— START OF DATA SHOWN —

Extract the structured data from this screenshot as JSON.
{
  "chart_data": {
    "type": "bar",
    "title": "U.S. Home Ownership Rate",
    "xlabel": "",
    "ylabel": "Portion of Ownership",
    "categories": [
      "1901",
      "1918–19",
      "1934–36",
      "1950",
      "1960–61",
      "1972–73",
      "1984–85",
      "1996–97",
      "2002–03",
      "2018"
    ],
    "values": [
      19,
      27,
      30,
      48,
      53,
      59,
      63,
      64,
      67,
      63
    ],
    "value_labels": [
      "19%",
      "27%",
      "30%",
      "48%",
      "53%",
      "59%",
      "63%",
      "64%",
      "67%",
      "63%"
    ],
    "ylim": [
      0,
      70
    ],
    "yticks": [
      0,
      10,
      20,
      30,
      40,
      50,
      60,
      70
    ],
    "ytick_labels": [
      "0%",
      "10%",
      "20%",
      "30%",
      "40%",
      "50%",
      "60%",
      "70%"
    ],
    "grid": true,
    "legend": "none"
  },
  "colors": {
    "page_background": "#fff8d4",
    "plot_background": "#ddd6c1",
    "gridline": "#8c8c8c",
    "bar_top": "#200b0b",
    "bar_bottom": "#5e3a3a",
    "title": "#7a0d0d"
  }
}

— END OF DATA SHOWN —

SET PROBLEM: Copy all of the material word for word.

THE ANSWER:
Extract the structured data from this screenshot as JSON.
{
  "chart_data": {
    "type": "bar",
    "title": "U.S. Home Ownership Rate",
    "xlabel": "",
    "ylabel": "Portion of Ownership",
    "categories": [
      "1901",
      "1918–19",
      "1934–36",
      "1950",
      "1960–61",
      "1972–73",
      "1984–85",
      "1996–97",
      "2002–03",
      "2018"
    ],
    "values": [
      19,
      27,
      30,
      48,
      53,
      59,
      63,
      64,
      67,
      63
    ],
    "value_labels": [
      "19%",
      "27%",
      "30%",
      "48%",
      "53%",
      "59%",
      "63%",
      "64%",
      "67%",
      "63%"
    ],
    "ylim": [
      0,
      70
    ],
    "yticks": [
      0,
      10,
      20,
      30,
      40,
      50,
      60,
      70
    ],
    "ytick_labels": [
      "0%",
      "10%",
      "20%",
      "30%",
      "40%",
      "50%",
      "60%",
      "70%"
    ],
    "grid": true,
    "legend": "none"
  },
  "colors": {
    "page_background": "#fff8d4",
    "plot_background": "#ddd6c1",
    "gridline": "#8c8c8c",
    "bar_top": "#200b0b",
    "bar_bottom": "#5e3a3a",
    "title": "#7a0d0d"
  }
}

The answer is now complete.